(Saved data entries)
----
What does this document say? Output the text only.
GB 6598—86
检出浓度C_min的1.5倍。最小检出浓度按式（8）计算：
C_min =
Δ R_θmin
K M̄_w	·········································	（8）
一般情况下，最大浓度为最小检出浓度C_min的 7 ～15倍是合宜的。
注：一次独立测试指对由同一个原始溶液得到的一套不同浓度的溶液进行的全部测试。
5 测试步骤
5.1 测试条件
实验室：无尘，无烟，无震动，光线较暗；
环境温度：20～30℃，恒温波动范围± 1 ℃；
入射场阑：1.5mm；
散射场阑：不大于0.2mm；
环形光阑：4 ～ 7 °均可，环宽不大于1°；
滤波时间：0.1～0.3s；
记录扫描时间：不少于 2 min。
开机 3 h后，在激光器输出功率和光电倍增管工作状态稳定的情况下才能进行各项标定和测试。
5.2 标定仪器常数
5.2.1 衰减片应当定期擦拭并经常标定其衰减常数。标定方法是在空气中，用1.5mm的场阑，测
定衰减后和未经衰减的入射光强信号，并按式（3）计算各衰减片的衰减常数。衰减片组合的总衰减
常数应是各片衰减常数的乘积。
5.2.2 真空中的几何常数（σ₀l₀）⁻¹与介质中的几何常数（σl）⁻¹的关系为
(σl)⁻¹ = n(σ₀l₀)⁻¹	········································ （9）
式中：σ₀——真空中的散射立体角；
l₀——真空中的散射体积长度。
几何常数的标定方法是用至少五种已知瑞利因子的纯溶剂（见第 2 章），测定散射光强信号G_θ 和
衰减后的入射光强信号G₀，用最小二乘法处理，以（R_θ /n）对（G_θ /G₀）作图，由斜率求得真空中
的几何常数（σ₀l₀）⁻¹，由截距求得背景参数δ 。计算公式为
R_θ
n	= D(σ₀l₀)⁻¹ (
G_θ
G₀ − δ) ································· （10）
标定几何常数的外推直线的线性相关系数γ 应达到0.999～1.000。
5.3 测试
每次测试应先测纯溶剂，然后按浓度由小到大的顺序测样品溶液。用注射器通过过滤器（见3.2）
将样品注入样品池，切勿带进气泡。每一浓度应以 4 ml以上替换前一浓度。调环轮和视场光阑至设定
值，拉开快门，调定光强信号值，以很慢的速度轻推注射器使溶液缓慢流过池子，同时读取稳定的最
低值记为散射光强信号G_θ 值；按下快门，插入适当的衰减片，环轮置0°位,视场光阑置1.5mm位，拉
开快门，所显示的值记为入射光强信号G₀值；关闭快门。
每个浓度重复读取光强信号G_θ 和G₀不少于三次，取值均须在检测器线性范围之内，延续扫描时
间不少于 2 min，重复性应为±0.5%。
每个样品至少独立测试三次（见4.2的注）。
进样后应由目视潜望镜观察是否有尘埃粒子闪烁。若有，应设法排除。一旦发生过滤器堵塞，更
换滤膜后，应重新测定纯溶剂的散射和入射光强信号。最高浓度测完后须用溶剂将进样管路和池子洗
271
----
## Problem statement
Copy each line of the records containing the string "σ₀l₀".

## Written answer
5.2.2 真空中的几何常数（σ₀l₀）⁻¹与介质中的几何常数（σl）⁻¹的关系为
(σl)⁻¹ = n(σ₀l₀)⁻¹	········································ （9）
的几何常数（σ₀l₀）⁻¹，由截距求得背景参数δ 。计算公式为
n	= D(σ₀l₀)⁻¹ (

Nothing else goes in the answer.